Aim: How many lines hold the string "Combined"? Give only the number.

start

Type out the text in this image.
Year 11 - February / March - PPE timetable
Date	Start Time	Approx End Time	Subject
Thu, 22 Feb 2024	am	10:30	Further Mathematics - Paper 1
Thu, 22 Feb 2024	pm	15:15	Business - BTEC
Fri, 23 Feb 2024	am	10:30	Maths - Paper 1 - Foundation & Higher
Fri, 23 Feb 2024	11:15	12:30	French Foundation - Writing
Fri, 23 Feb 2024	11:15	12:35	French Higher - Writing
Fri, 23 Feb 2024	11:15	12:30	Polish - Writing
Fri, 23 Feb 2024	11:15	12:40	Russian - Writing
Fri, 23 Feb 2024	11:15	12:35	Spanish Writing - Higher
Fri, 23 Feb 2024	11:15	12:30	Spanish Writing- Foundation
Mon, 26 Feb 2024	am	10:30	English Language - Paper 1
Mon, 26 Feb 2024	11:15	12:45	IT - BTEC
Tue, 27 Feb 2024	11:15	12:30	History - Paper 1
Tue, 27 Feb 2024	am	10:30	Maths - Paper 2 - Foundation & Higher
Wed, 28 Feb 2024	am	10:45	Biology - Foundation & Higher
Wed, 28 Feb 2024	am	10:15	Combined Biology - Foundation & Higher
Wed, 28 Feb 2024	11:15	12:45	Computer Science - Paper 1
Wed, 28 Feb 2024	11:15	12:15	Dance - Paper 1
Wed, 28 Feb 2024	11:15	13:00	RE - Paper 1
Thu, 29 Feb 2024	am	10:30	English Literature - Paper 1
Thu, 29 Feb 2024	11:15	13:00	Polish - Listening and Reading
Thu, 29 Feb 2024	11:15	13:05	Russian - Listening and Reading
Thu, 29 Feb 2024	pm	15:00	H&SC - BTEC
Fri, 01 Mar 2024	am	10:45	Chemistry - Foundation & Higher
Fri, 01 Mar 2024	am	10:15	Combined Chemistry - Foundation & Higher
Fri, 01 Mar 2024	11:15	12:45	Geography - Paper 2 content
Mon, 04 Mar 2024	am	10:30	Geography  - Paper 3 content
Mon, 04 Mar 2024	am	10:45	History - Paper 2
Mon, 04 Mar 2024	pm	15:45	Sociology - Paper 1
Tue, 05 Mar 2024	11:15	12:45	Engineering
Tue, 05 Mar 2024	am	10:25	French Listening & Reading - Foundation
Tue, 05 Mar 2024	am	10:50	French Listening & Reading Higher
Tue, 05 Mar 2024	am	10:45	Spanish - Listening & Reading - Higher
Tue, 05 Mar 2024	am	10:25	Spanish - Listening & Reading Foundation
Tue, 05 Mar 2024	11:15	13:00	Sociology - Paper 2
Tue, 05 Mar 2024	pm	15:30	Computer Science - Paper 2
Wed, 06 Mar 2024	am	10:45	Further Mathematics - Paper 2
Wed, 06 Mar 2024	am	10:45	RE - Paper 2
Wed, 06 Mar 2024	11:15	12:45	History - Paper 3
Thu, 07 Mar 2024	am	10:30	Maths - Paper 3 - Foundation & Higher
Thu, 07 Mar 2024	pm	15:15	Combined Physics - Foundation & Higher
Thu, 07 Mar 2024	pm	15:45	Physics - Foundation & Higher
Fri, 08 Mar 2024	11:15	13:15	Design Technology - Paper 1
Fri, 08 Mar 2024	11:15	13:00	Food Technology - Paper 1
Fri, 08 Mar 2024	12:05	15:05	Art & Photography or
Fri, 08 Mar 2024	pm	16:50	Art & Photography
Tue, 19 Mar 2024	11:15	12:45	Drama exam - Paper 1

end

Exercise result: 3